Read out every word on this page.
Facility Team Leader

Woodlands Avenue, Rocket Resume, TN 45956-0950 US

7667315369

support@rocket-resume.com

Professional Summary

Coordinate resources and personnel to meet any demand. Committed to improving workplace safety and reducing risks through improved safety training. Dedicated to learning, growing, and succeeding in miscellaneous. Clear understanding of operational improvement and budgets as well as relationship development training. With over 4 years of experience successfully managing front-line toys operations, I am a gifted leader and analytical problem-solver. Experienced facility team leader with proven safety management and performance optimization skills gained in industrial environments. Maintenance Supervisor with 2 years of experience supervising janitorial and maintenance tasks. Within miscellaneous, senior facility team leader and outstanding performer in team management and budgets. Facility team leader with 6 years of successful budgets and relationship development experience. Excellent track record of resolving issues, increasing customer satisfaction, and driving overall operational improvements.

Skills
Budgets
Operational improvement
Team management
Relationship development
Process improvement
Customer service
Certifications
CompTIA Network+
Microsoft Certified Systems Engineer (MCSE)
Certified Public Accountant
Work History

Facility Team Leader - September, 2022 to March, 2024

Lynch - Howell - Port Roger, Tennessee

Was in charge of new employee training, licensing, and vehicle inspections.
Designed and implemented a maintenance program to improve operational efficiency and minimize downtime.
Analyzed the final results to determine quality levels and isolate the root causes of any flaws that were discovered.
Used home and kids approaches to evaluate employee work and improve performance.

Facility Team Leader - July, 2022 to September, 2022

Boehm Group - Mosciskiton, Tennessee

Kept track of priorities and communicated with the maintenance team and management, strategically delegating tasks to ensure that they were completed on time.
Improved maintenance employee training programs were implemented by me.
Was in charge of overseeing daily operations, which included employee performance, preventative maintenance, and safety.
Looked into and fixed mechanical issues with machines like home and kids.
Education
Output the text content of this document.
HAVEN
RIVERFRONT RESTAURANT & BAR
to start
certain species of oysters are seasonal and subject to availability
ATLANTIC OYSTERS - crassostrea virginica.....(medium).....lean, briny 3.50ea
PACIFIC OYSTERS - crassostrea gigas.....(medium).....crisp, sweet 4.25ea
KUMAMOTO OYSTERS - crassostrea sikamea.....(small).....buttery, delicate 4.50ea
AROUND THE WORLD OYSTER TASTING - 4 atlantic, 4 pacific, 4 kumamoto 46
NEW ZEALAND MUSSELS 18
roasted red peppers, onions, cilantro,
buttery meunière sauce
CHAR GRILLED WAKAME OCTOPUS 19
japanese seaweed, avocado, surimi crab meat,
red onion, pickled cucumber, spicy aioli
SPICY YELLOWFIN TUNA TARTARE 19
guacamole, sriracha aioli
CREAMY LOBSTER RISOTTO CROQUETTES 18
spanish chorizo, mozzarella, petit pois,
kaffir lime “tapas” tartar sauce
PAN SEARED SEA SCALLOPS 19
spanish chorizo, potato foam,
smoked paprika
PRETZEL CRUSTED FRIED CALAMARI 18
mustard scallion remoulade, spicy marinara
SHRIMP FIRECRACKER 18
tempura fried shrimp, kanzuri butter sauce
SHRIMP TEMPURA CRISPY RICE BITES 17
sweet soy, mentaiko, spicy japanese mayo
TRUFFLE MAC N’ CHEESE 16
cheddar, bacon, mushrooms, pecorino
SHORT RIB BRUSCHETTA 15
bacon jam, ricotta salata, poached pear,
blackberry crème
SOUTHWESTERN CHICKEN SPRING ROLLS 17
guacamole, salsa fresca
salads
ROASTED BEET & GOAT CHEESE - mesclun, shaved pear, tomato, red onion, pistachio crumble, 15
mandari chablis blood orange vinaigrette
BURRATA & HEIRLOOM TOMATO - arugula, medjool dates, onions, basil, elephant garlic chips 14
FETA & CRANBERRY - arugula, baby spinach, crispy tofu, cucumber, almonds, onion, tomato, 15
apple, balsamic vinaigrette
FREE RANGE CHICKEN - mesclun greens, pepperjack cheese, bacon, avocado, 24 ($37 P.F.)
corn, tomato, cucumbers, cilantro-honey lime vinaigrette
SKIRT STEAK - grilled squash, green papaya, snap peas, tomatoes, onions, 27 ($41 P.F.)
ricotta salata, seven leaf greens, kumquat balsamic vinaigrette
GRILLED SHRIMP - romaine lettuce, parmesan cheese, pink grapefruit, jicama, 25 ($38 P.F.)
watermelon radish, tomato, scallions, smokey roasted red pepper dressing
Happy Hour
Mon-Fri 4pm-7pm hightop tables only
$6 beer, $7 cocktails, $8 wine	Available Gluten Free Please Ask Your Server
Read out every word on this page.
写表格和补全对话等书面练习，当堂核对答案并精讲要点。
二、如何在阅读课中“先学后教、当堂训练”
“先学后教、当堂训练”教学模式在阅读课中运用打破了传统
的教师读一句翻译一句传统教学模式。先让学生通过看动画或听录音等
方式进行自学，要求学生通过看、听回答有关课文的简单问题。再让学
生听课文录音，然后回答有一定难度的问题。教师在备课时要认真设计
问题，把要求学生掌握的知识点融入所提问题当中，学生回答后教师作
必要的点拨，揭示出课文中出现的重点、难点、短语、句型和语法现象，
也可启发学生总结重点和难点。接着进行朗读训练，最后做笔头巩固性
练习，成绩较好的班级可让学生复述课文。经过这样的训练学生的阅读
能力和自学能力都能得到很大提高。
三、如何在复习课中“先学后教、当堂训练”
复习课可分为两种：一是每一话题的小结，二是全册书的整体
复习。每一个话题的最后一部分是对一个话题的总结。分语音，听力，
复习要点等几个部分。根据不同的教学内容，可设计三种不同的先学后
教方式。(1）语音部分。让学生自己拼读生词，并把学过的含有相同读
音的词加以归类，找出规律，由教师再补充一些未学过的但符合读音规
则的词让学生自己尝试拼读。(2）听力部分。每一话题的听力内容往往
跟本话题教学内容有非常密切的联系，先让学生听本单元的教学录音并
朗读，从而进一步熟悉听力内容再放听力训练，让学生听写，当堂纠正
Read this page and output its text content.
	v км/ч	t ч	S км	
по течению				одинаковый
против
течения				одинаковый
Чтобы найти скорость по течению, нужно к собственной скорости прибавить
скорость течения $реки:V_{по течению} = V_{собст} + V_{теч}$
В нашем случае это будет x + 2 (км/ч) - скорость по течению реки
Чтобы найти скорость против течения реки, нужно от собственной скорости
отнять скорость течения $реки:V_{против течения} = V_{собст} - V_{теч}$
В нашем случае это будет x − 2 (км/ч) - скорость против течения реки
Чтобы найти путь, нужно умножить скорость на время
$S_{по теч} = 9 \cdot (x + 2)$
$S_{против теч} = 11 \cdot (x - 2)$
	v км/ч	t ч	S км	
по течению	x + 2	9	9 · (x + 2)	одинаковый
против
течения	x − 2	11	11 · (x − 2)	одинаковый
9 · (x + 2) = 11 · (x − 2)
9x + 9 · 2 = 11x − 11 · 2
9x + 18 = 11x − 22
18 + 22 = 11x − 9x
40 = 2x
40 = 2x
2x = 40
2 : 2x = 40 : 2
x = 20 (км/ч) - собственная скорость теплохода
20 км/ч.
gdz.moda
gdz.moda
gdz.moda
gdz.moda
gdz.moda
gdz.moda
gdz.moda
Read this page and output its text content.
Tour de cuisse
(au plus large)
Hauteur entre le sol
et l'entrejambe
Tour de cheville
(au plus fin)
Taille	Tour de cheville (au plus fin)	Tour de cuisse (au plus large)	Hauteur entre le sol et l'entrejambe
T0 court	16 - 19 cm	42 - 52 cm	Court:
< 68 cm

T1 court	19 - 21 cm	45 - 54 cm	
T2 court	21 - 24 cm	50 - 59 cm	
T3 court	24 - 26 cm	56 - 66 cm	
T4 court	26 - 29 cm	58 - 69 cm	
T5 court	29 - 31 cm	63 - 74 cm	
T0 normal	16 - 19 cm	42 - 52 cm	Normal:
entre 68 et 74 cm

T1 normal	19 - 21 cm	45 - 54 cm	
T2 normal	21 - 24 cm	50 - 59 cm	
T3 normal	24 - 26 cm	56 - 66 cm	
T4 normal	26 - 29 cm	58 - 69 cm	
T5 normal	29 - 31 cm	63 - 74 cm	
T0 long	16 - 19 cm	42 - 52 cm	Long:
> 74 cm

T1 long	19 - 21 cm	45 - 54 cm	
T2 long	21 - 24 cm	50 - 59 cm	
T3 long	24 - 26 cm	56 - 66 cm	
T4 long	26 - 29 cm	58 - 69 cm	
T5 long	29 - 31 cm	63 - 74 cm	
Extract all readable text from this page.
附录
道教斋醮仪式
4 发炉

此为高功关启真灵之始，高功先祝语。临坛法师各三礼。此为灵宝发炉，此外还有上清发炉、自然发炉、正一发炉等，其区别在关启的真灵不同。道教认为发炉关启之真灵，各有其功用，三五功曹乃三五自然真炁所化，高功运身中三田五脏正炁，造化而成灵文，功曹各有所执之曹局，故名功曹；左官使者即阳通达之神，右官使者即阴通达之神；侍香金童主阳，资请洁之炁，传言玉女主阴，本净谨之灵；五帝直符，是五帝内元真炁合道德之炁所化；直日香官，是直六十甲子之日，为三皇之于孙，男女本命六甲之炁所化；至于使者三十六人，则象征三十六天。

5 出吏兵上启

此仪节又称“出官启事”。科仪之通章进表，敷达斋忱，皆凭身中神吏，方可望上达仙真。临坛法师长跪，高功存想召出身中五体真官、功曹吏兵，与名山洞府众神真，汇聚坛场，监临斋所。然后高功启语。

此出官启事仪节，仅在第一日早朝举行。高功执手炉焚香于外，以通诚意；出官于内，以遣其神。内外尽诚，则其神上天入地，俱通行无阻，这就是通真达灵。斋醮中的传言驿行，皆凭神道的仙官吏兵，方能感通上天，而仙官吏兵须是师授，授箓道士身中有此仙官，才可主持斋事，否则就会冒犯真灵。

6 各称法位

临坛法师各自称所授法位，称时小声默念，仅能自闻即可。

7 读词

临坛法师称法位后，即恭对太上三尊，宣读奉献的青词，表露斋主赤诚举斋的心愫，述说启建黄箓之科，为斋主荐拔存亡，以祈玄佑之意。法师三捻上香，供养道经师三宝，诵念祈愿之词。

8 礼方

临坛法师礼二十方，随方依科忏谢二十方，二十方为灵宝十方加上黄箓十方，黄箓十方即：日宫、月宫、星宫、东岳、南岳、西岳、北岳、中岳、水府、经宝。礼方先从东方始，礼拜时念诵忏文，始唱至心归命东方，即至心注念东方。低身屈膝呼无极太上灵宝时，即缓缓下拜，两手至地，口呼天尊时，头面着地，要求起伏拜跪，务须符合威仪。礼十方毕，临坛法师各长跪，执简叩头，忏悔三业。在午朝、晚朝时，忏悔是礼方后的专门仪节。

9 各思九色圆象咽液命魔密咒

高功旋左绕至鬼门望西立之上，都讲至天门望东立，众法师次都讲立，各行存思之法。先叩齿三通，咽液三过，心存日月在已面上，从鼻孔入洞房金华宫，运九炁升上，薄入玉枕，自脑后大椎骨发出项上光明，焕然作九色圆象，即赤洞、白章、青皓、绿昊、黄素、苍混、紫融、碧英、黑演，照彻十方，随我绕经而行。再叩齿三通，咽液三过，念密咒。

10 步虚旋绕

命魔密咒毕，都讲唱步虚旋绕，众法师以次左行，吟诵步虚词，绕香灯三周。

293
--
Report how many lines in this data include the string "当堂训练", and nothing else.

3